Goal of the exercise — Reproduce every line of text in the data below word for word, leaving out the pictures.

Provided entries —
------------------------------------

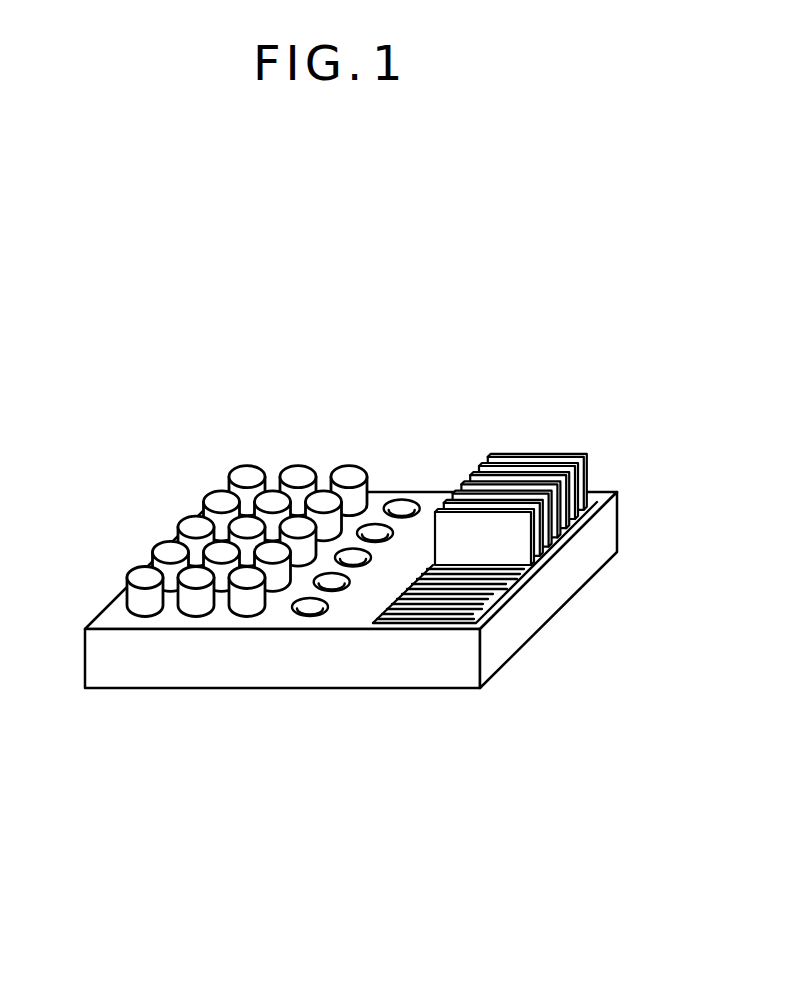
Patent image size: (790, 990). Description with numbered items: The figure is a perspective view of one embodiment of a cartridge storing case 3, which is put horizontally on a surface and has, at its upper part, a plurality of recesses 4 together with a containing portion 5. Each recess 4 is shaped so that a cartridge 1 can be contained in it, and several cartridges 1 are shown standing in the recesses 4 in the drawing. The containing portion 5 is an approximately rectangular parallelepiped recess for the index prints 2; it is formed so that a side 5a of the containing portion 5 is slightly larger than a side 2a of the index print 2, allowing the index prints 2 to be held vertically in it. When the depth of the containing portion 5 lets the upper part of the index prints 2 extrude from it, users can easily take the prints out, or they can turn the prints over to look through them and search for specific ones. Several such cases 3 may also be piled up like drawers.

The cartridge 1 is at (135, 480).
The index print 2 is at (544, 472).
The side of the index print 2a is at (580, 459).
The cartridge storing case 3 is at (232, 680).
The recess 4 is at (398, 507).
The containing portion 5 is at (514, 585).
The side of the containing portion 5a is at (395, 622).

------------------------------------

Answer below —
Patent image size: (790, 990). Description with numbered items: The figure is a perspective view of one embodiment of a cartridge storing case 3, which is put horizontally on a surface and has, at its upper part, a plurality of recesses 4 together with a containing portion 5. Each recess 4 is shaped so that a cartridge 1 can be contained in it, and several cartridges 1 are shown standing in the recesses 4 in the drawing. The containing portion 5 is an approximately rectangular parallelepiped recess for the index prints 2; it is formed so that a side 5a of the containing portion 5 is slightly larger than a side 2a of the index print 2, allowing the index prints 2 to be held vertically in it. When the depth of the containing portion 5 lets the upper part of the index prints 2 extrude from it, users can easily take the prints out, or they can turn the prints over to look through them and search for specific ones. Several such cases 3 may also be piled up like drawers.

The cartridge 1 is at (135, 480).
The index print 2 is at (544, 472).
The side of the index print 2a is at (580, 459).
The cartridge storing case 3 is at (232, 680).
The recess 4 is at (398, 507).
The containing portion 5 is at (514, 585).
The side of the containing portion 5a is at (395, 622).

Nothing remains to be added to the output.